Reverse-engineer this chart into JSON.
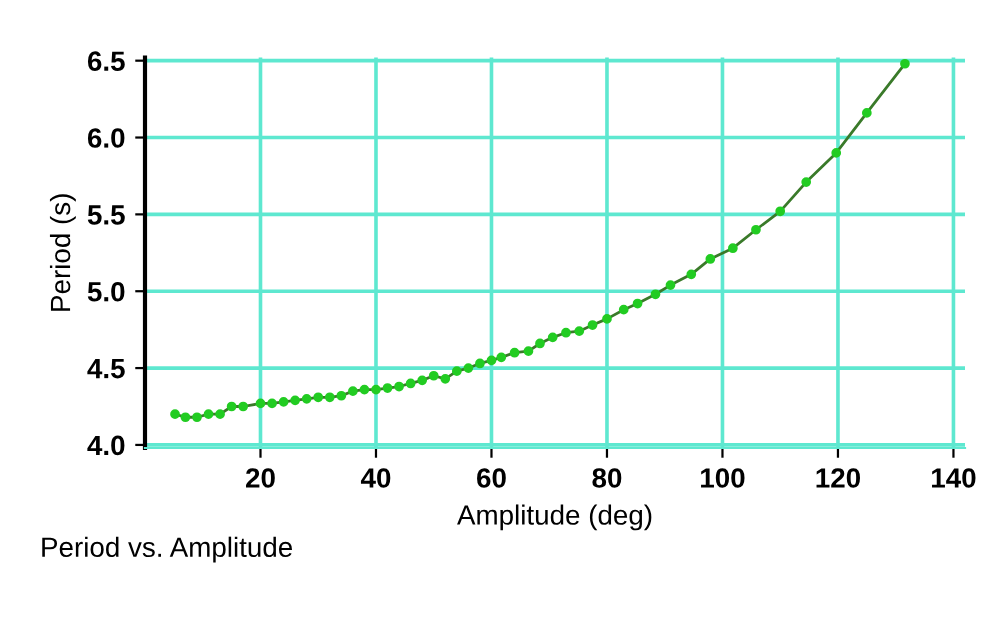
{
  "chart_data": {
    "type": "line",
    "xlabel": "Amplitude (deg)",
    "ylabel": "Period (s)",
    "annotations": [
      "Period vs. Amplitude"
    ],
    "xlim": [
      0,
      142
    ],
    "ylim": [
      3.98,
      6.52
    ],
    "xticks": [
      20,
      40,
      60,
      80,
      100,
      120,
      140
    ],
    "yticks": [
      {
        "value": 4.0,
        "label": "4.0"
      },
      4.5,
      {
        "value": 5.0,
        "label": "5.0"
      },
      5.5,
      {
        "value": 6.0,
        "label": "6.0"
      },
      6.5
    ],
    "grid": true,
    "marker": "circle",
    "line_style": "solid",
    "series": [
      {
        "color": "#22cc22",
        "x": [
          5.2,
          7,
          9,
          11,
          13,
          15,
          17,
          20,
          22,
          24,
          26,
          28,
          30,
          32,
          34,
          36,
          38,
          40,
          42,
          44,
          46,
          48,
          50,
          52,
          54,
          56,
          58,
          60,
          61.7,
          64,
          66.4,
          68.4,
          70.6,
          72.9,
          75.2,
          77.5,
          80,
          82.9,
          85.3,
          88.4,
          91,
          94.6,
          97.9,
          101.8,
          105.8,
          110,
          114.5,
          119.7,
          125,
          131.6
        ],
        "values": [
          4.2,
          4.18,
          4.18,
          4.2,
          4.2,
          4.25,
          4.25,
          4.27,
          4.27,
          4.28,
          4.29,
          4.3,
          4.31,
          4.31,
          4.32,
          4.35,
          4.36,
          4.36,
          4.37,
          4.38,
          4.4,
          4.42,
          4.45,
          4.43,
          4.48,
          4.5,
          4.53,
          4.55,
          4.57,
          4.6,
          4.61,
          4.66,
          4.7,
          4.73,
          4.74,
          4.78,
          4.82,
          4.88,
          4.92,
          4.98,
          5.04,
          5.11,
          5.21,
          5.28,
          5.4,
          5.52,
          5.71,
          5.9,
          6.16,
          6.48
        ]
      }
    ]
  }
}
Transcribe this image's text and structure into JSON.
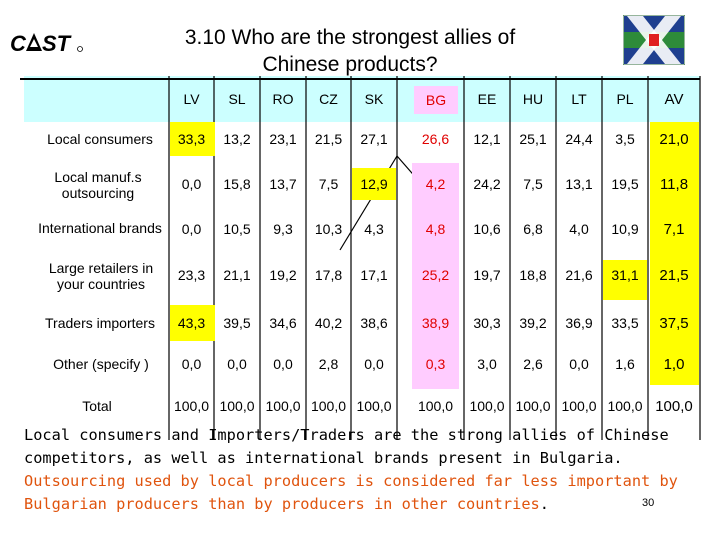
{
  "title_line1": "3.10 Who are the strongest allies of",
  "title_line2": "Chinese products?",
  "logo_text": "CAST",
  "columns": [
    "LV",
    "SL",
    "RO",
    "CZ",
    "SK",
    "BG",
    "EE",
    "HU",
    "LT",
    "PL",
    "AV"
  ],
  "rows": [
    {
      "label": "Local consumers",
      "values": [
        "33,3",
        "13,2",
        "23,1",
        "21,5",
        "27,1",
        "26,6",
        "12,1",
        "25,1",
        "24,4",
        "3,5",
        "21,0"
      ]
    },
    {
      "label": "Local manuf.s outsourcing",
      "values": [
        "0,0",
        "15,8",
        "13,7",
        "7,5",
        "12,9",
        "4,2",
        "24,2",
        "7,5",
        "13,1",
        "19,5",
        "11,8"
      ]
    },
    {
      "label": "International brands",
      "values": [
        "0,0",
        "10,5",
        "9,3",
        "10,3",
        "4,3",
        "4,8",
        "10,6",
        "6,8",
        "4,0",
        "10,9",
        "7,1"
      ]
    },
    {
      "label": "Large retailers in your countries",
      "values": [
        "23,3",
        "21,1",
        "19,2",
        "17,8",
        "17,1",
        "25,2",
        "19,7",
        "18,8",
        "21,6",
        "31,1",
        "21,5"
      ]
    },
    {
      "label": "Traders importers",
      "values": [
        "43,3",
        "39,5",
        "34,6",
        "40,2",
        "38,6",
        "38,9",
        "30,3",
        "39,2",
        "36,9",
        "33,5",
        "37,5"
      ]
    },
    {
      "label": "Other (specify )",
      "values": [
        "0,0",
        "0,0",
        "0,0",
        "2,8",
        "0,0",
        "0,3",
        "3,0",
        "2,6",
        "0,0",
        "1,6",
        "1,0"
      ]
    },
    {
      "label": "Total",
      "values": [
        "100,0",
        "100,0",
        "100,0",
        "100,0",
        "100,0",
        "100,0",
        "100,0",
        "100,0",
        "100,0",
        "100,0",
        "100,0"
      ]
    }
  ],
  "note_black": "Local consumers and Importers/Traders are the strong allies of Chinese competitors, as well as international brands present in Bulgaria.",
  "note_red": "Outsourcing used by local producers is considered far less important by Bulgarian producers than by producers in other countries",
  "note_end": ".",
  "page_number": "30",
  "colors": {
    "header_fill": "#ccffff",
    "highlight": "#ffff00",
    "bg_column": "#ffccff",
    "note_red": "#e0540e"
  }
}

###

### THE TASK
Give back every line exactly as it stands, pictures excluded.

### EXERCISE SOLUTION
Reverse-engineer this chart into JSON.
{
  "chart_data": {
    "type": "line",
    "xlabel": "Amplitude (deg)",
    "ylabel": "Period (s)",
    "annotations": [
      "Period vs. Amplitude"
    ],
    "xlim": [
      0,
      142
    ],
    "ylim": [
      3.98,
      6.52
    ],
    "xticks": [
      20,
      40,
      60,
      80,
      100,
      120,
      140
    ],
    "yticks": [
      {
        "value": 4.0,
        "label": "4.0"
      },
      4.5,
      {
        "value": 5.0,
        "label": "5.0"
      },
      5.5,
      {
        "value": 6.0,
        "label": "6.0"
      },
      6.5
    ],
    "grid": true,
    "marker": "circle",
    "line_style": "solid",
    "series": [
      {
        "color": "#22cc22",
        "x": [
          5.2,
          7,
          9,
          11,
          13,
          15,
          17,
          20,
          22,
          24,
          26,
          28,
          30,
          32,
          34,
          36,
          38,
          40,
          42,
          44,
          46,
          48,
          50,
          52,
          54,
          56,
          58,
          60,
          61.7,
          64,
          66.4,
          68.4,
          70.6,
          72.9,
          75.2,
          77.5,
          80,
          82.9,
          85.3,
          88.4,
          91,
          94.6,
          97.9,
          101.8,
          105.8,
          110,
          114.5,
          119.7,
          125,
          131.6
        ],
        "values": [
          4.2,
          4.18,
          4.18,
          4.2,
          4.2,
          4.25,
          4.25,
          4.27,
          4.27,
          4.28,
          4.29,
          4.3,
          4.31,
          4.31,
          4.32,
          4.35,
          4.36,
          4.36,
          4.37,
          4.38,
          4.4,
          4.42,
          4.45,
          4.43,
          4.48,
          4.5,
          4.53,
          4.55,
          4.57,
          4.6,
          4.61,
          4.66,
          4.7,
          4.73,
          4.74,
          4.78,
          4.82,
          4.88,
          4.92,
          4.98,
          5.04,
          5.11,
          5.21,
          5.28,
          5.4,
          5.52,
          5.71,
          5.9,
          6.16,
          6.48
        ]
      }
    ]
  }
}
Transcribe this image's text and structure into JSON.
{
  "title_line1": "3.10 Who are the strongest allies of",
  "title_line2": "Chinese products?",
  "logo_text": "CAST",
  "columns": [
    "LV",
    "SL",
    "RO",
    "CZ",
    "SK",
    "BG",
    "EE",
    "HU",
    "LT",
    "PL",
    "AV"
  ],
  "rows": [
    {
      "label": "Local consumers",
      "values": [
        "33,3",
        "13,2",
        "23,1",
        "21,5",
        "27,1",
        "26,6",
        "12,1",
        "25,1",
        "24,4",
        "3,5",
        "21,0"
      ]
    },
    {
      "label": "Local manuf.s outsourcing",
      "values": [
        "0,0",
        "15,8",
        "13,7",
        "7,5",
        "12,9",
        "4,2",
        "24,2",
        "7,5",
        "13,1",
        "19,5",
        "11,8"
      ]
    },
    {
      "label": "International brands",
      "values": [
        "0,0",
        "10,5",
        "9,3",
        "10,3",
        "4,3",
        "4,8",
        "10,6",
        "6,8",
        "4,0",
        "10,9",
        "7,1"
      ]
    },
    {
      "label": "Large retailers in your countries",
      "values": [
        "23,3",
        "21,1",
        "19,2",
        "17,8",
        "17,1",
        "25,2",
        "19,7",
        "18,8",
        "21,6",
        "31,1",
        "21,5"
      ]
    },
    {
      "label": "Traders importers",
      "values": [
        "43,3",
        "39,5",
        "34,6",
        "40,2",
        "38,6",
        "38,9",
        "30,3",
        "39,2",
        "36,9",
        "33,5",
        "37,5"
      ]
    },
    {
      "label": "Other (specify )",
      "values": [
        "0,0",
        "0,0",
        "0,0",
        "2,8",
        "0,0",
        "0,3",
        "3,0",
        "2,6",
        "0,0",
        "1,6",
        "1,0"
      ]
    },
    {
      "label": "Total",
      "values": [
        "100,0",
        "100,0",
        "100,0",
        "100,0",
        "100,0",
        "100,0",
        "100,0",
        "100,0",
        "100,0",
        "100,0",
        "100,0"
      ]
    }
  ],
  "note_black": "Local consumers and Importers/Traders are the strong allies of Chinese competitors, as well as international brands present in Bulgaria.",
  "note_red": "Outsourcing used by local producers is considered far less important by Bulgarian producers than by producers in other countries",
  "note_end": ".",
  "page_number": "30",
  "colors": {
    "header_fill": "#ccffff",
    "highlight": "#ffff00",
    "bg_column": "#ffccff",
    "note_red": "#e0540e"
  }
}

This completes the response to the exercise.